# Written problem
Make an exact copy of all the records.

# Provided information
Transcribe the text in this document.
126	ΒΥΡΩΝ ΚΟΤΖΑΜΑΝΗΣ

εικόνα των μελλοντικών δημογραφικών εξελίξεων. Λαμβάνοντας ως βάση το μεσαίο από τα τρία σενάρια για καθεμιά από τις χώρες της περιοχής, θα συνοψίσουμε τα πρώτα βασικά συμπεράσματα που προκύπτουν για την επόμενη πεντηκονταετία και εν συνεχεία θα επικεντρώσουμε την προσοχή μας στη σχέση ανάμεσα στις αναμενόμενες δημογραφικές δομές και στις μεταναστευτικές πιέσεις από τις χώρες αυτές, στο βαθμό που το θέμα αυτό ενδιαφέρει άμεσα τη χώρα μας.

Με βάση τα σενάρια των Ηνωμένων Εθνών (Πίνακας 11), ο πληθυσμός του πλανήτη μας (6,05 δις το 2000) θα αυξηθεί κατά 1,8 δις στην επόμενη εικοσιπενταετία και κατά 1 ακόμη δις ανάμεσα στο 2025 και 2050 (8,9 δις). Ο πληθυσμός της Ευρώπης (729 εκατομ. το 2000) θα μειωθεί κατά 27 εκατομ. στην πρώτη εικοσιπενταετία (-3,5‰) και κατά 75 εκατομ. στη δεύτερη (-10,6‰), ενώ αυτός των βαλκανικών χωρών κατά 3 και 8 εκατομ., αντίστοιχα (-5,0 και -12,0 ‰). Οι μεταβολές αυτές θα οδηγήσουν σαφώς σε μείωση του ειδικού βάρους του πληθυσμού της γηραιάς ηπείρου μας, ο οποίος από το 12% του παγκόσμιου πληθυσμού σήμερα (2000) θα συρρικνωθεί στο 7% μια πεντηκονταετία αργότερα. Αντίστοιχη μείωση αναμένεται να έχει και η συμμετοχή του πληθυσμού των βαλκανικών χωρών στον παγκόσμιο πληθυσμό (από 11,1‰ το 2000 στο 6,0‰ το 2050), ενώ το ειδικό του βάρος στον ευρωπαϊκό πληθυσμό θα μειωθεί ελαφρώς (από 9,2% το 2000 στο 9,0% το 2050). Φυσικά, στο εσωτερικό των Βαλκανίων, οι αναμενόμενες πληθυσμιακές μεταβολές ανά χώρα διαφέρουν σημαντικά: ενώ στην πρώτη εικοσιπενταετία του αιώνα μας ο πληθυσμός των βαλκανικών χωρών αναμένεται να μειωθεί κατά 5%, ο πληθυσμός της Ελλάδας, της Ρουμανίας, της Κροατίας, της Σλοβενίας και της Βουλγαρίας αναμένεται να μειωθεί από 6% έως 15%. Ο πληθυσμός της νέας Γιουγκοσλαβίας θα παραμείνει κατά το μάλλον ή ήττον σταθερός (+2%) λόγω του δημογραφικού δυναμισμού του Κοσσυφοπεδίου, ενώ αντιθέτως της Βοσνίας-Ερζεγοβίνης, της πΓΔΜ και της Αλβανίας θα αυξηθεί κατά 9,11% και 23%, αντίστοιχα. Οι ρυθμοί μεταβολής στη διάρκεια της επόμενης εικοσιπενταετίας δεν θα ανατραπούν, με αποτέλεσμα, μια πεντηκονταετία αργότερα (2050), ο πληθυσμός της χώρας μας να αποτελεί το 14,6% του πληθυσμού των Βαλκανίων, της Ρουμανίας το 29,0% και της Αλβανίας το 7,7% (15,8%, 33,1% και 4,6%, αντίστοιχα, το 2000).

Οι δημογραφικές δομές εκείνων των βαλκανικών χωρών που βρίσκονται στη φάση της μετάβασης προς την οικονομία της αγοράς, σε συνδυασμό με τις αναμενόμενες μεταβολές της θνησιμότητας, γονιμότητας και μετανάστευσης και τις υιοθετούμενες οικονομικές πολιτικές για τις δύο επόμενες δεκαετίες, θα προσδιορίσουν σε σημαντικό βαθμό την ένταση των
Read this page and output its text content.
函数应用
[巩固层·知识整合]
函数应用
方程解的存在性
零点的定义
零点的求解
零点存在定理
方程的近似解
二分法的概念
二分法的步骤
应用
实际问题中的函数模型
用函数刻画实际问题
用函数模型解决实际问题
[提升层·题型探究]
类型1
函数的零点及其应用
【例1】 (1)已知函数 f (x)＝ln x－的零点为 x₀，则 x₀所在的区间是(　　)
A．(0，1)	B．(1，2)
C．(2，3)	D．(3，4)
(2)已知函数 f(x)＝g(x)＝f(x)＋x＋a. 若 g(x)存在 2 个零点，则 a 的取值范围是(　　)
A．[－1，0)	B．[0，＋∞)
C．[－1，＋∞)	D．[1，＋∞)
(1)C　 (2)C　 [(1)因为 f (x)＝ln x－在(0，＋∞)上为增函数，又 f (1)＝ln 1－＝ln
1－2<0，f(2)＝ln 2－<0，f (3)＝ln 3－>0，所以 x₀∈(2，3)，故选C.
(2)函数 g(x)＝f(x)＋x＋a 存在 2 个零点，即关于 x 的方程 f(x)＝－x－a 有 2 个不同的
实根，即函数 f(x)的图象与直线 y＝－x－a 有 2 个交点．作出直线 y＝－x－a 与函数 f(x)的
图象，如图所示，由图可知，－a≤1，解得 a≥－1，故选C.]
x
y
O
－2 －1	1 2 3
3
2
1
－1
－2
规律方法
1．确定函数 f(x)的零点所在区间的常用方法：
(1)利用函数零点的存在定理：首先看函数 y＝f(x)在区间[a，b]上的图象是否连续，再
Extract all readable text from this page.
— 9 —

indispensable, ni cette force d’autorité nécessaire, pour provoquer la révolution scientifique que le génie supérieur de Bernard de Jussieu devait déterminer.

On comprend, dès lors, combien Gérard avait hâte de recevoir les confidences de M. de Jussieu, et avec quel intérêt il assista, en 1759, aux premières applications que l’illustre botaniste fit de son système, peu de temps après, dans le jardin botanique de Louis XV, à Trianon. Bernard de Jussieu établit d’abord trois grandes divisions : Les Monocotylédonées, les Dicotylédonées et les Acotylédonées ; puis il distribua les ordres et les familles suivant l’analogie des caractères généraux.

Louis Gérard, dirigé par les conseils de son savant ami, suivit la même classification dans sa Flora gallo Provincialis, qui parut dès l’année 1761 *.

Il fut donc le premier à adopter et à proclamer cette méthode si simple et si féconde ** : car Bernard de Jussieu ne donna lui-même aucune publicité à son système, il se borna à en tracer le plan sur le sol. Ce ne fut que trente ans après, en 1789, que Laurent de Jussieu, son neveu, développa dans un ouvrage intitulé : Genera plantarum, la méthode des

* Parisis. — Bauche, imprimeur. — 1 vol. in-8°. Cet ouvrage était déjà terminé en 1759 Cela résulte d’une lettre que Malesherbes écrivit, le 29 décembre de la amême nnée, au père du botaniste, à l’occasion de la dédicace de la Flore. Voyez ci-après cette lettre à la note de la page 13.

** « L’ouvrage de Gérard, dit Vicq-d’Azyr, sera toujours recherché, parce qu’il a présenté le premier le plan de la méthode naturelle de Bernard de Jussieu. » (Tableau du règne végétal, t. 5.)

# Answer below
Transcribe the text in this document.
126	ΒΥΡΩΝ ΚΟΤΖΑΜΑΝΗΣ

εικόνα των μελλοντικών δημογραφικών εξελίξεων. Λαμβάνοντας ως βάση το μεσαίο από τα τρία σενάρια για καθεμιά από τις χώρες της περιοχής, θα συνοψίσουμε τα πρώτα βασικά συμπεράσματα που προκύπτουν για την επόμενη πεντηκονταετία και εν συνεχεία θα επικεντρώσουμε την προσοχή μας στη σχέση ανάμεσα στις αναμενόμενες δημογραφικές δομές και στις μεταναστευτικές πιέσεις από τις χώρες αυτές, στο βαθμό που το θέμα αυτό ενδιαφέρει άμεσα τη χώρα μας.

Με βάση τα σενάρια των Ηνωμένων Εθνών (Πίνακας 11), ο πληθυσμός του πλανήτη μας (6,05 δις το 2000) θα αυξηθεί κατά 1,8 δις στην επόμενη εικοσιπενταετία και κατά 1 ακόμη δις ανάμεσα στο 2025 και 2050 (8,9 δις). Ο πληθυσμός της Ευρώπης (729 εκατομ. το 2000) θα μειωθεί κατά 27 εκατομ. στην πρώτη εικοσιπενταετία (-3,5‰) και κατά 75 εκατομ. στη δεύτερη (-10,6‰), ενώ αυτός των βαλκανικών χωρών κατά 3 και 8 εκατομ., αντίστοιχα (-5,0 και -12,0 ‰). Οι μεταβολές αυτές θα οδηγήσουν σαφώς σε μείωση του ειδικού βάρους του πληθυσμού της γηραιάς ηπείρου μας, ο οποίος από το 12% του παγκόσμιου πληθυσμού σήμερα (2000) θα συρρικνωθεί στο 7% μια πεντηκονταετία αργότερα. Αντίστοιχη μείωση αναμένεται να έχει και η συμμετοχή του πληθυσμού των βαλκανικών χωρών στον παγκόσμιο πληθυσμό (από 11,1‰ το 2000 στο 6,0‰ το 2050), ενώ το ειδικό του βάρος στον ευρωπαϊκό πληθυσμό θα μειωθεί ελαφρώς (από 9,2% το 2000 στο 9,0% το 2050). Φυσικά, στο εσωτερικό των Βαλκανίων, οι αναμενόμενες πληθυσμιακές μεταβολές ανά χώρα διαφέρουν σημαντικά: ενώ στην πρώτη εικοσιπενταετία του αιώνα μας ο πληθυσμός των βαλκανικών χωρών αναμένεται να μειωθεί κατά 5%, ο πληθυσμός της Ελλάδας, της Ρουμανίας, της Κροατίας, της Σλοβενίας και της Βουλγαρίας αναμένεται να μειωθεί από 6% έως 15%. Ο πληθυσμός της νέας Γιουγκοσλαβίας θα παραμείνει κατά το μάλλον ή ήττον σταθερός (+2%) λόγω του δημογραφικού δυναμισμού του Κοσσυφοπεδίου, ενώ αντιθέτως της Βοσνίας-Ερζεγοβίνης, της πΓΔΜ και της Αλβανίας θα αυξηθεί κατά 9,11% και 23%, αντίστοιχα. Οι ρυθμοί μεταβολής στη διάρκεια της επόμενης εικοσιπενταετίας δεν θα ανατραπούν, με αποτέλεσμα, μια πεντηκονταετία αργότερα (2050), ο πληθυσμός της χώρας μας να αποτελεί το 14,6% του πληθυσμού των Βαλκανίων, της Ρουμανίας το 29,0% και της Αλβανίας το 7,7% (15,8%, 33,1% και 4,6%, αντίστοιχα, το 2000).

Οι δημογραφικές δομές εκείνων των βαλκανικών χωρών που βρίσκονται στη φάση της μετάβασης προς την οικονομία της αγοράς, σε συνδυασμό με τις αναμενόμενες μεταβολές της θνησιμότητας, γονιμότητας και μετανάστευσης και τις υιοθετούμενες οικονομικές πολιτικές για τις δύο επόμενες δεκαετίες, θα προσδιορίσουν σε σημαντικό βαθμό την ένταση των
Read this page and output its text content.
函数应用
[巩固层·知识整合]
函数应用
方程解的存在性
零点的定义
零点的求解
零点存在定理
方程的近似解
二分法的概念
二分法的步骤
应用
实际问题中的函数模型
用函数刻画实际问题
用函数模型解决实际问题
[提升层·题型探究]
类型1
函数的零点及其应用
【例1】 (1)已知函数 f (x)＝ln x－的零点为 x₀，则 x₀所在的区间是(　　)
A．(0，1)	B．(1，2)
C．(2，3)	D．(3，4)
(2)已知函数 f(x)＝g(x)＝f(x)＋x＋a. 若 g(x)存在 2 个零点，则 a 的取值范围是(　　)
A．[－1，0)	B．[0，＋∞)
C．[－1，＋∞)	D．[1，＋∞)
(1)C　 (2)C　 [(1)因为 f (x)＝ln x－在(0，＋∞)上为增函数，又 f (1)＝ln 1－＝ln
1－2<0，f(2)＝ln 2－<0，f (3)＝ln 3－>0，所以 x₀∈(2，3)，故选C.
(2)函数 g(x)＝f(x)＋x＋a 存在 2 个零点，即关于 x 的方程 f(x)＝－x－a 有 2 个不同的
实根，即函数 f(x)的图象与直线 y＝－x－a 有 2 个交点．作出直线 y＝－x－a 与函数 f(x)的
图象，如图所示，由图可知，－a≤1，解得 a≥－1，故选C.]
x
y
O
－2 －1	1 2 3
3
2
1
－1
－2
规律方法
1．确定函数 f(x)的零点所在区间的常用方法：
(1)利用函数零点的存在定理：首先看函数 y＝f(x)在区间[a，b]上的图象是否连续，再
Extract all readable text from this page.
— 9 —

indispensable, ni cette force d’autorité nécessaire, pour provoquer la révolution scientifique que le génie supérieur de Bernard de Jussieu devait déterminer.

On comprend, dès lors, combien Gérard avait hâte de recevoir les confidences de M. de Jussieu, et avec quel intérêt il assista, en 1759, aux premières applications que l’illustre botaniste fit de son système, peu de temps après, dans le jardin botanique de Louis XV, à Trianon. Bernard de Jussieu établit d’abord trois grandes divisions : Les Monocotylédonées, les Dicotylédonées et les Acotylédonées ; puis il distribua les ordres et les familles suivant l’analogie des caractères généraux.

Louis Gérard, dirigé par les conseils de son savant ami, suivit la même classification dans sa Flora gallo Provincialis, qui parut dès l’année 1761 *.

Il fut donc le premier à adopter et à proclamer cette méthode si simple et si féconde ** : car Bernard de Jussieu ne donna lui-même aucune publicité à son système, il se borna à en tracer le plan sur le sol. Ce ne fut que trente ans après, en 1789, que Laurent de Jussieu, son neveu, développa dans un ouvrage intitulé : Genera plantarum, la méthode des

* Parisis. — Bauche, imprimeur. — 1 vol. in-8°. Cet ouvrage était déjà terminé en 1759 Cela résulte d’une lettre que Malesherbes écrivit, le 29 décembre de la amême nnée, au père du botaniste, à l’occasion de la dédicace de la Flore. Voyez ci-après cette lettre à la note de la page 13.

** « L’ouvrage de Gérard, dit Vicq-d’Azyr, sera toujours recherché, parce qu’il a présenté le premier le plan de la méthode naturelle de Bernard de Jussieu. » (Tableau du règne végétal, t. 5.)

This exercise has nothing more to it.